▸ **Dataset listings of figures**

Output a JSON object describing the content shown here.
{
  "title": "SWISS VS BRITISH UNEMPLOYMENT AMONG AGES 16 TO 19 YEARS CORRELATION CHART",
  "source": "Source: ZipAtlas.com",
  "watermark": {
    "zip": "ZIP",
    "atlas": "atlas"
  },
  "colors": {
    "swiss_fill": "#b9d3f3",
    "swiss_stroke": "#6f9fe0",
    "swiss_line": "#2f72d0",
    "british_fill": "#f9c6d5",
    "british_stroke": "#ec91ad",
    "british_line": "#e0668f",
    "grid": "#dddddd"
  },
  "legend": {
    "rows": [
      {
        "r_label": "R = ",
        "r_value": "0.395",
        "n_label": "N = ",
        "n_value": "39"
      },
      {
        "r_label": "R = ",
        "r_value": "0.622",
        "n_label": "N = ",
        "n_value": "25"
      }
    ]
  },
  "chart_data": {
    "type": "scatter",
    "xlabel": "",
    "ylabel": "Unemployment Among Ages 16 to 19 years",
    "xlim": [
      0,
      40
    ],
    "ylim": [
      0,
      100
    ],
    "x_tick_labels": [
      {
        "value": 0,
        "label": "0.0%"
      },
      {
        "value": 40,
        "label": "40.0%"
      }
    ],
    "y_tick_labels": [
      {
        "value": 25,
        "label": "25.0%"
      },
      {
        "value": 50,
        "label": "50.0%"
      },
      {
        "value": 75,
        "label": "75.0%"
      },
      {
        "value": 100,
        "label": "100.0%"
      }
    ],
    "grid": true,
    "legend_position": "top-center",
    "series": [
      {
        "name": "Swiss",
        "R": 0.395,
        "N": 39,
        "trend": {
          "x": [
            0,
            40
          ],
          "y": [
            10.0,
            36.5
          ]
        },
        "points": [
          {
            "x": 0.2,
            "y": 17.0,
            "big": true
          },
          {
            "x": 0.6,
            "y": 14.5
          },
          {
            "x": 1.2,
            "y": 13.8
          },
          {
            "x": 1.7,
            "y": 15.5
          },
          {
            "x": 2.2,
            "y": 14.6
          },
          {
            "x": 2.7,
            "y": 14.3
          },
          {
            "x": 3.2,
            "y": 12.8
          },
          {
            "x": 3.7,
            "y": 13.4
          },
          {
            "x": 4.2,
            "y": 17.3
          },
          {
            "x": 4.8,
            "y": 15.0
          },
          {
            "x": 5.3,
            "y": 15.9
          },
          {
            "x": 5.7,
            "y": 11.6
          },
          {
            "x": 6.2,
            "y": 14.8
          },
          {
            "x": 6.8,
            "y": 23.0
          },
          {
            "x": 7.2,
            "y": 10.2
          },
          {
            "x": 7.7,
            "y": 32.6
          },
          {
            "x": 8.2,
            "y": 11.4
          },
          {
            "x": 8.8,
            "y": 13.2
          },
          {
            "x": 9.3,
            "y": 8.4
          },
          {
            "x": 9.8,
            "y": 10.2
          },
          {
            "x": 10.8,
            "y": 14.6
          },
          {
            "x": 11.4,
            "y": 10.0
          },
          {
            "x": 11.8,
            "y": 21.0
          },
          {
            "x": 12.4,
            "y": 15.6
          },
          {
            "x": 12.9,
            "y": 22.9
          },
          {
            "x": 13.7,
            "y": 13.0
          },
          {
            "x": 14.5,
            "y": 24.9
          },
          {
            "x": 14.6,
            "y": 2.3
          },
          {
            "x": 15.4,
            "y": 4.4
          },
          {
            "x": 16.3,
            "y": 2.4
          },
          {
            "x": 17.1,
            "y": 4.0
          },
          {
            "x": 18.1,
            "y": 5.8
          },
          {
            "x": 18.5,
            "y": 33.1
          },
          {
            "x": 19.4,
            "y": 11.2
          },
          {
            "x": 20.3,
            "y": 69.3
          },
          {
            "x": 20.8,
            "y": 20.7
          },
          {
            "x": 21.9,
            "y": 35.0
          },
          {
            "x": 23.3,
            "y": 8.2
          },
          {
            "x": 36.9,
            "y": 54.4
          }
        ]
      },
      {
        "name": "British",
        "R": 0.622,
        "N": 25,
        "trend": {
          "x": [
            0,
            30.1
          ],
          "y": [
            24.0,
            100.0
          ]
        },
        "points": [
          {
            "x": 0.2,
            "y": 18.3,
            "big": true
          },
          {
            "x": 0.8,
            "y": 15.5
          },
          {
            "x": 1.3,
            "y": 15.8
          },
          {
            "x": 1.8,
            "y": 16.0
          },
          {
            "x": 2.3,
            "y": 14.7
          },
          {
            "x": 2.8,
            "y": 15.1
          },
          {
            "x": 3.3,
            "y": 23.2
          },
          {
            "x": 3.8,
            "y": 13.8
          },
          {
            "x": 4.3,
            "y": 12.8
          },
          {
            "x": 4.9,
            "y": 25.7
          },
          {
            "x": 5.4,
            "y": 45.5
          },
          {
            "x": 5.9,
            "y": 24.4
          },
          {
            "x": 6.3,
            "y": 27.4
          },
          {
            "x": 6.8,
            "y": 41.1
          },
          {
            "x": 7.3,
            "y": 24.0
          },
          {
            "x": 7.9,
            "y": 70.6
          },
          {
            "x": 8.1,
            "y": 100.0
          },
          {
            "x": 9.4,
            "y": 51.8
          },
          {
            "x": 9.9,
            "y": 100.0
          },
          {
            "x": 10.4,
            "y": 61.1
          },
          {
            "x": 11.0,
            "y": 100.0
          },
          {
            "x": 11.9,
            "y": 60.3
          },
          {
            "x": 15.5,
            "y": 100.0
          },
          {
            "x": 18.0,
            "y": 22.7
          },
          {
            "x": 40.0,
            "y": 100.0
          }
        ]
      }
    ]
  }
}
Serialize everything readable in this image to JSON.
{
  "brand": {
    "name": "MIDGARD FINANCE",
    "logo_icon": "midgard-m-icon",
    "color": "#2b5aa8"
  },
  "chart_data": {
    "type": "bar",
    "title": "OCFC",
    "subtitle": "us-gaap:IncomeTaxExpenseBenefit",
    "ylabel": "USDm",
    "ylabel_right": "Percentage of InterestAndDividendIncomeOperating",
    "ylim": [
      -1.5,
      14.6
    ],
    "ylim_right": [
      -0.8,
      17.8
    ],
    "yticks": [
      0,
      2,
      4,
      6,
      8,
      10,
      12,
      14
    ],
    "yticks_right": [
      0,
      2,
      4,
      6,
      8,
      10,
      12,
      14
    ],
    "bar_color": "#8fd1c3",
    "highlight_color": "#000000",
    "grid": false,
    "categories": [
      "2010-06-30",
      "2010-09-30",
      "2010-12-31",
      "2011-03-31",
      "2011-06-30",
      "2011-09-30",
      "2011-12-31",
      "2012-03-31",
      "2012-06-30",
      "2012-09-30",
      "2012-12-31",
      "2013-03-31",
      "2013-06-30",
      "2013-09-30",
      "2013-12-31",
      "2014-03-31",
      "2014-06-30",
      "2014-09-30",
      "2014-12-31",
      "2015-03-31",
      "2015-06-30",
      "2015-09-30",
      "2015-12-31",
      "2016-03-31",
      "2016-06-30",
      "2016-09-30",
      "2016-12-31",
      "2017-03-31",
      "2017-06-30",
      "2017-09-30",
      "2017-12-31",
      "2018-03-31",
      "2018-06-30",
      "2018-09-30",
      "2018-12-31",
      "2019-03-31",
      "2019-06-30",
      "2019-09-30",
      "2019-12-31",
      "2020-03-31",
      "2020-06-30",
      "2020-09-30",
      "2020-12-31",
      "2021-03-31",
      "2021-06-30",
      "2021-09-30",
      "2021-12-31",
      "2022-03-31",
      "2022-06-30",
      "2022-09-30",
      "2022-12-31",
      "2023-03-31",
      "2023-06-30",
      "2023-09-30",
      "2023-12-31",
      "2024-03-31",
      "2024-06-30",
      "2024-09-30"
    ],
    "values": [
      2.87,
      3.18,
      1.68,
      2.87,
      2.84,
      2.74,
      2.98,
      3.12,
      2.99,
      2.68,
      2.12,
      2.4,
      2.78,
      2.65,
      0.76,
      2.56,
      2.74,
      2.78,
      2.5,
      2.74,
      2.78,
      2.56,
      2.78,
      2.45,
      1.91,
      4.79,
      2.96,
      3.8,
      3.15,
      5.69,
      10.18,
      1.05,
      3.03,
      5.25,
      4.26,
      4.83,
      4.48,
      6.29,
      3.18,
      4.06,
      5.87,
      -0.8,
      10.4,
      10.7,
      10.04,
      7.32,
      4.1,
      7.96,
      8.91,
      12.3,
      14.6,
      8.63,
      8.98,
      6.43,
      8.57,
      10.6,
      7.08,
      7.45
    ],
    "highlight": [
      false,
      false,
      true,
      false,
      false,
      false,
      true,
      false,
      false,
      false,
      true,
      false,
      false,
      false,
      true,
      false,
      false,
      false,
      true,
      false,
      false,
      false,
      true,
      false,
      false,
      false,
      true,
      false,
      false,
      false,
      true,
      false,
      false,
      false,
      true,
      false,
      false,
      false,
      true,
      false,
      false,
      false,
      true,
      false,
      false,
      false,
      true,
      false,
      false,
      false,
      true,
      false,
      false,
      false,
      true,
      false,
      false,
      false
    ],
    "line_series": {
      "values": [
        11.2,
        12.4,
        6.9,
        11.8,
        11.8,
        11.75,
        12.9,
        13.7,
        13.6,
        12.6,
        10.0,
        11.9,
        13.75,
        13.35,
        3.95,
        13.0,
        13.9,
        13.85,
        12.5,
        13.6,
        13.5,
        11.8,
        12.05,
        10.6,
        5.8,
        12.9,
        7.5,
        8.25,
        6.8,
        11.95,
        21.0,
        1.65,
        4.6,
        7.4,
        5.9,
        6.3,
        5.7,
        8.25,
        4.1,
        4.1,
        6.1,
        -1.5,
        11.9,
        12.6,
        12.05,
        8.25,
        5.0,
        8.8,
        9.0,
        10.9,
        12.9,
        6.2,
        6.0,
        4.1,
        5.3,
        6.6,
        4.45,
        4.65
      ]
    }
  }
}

▸ **BRIEF**
For each line of the entries that includes "JSON", show that line.

▸ **FINISHED EXERCISE**
Output a JSON object describing the content shown here.
Serialize everything readable in this image to JSON.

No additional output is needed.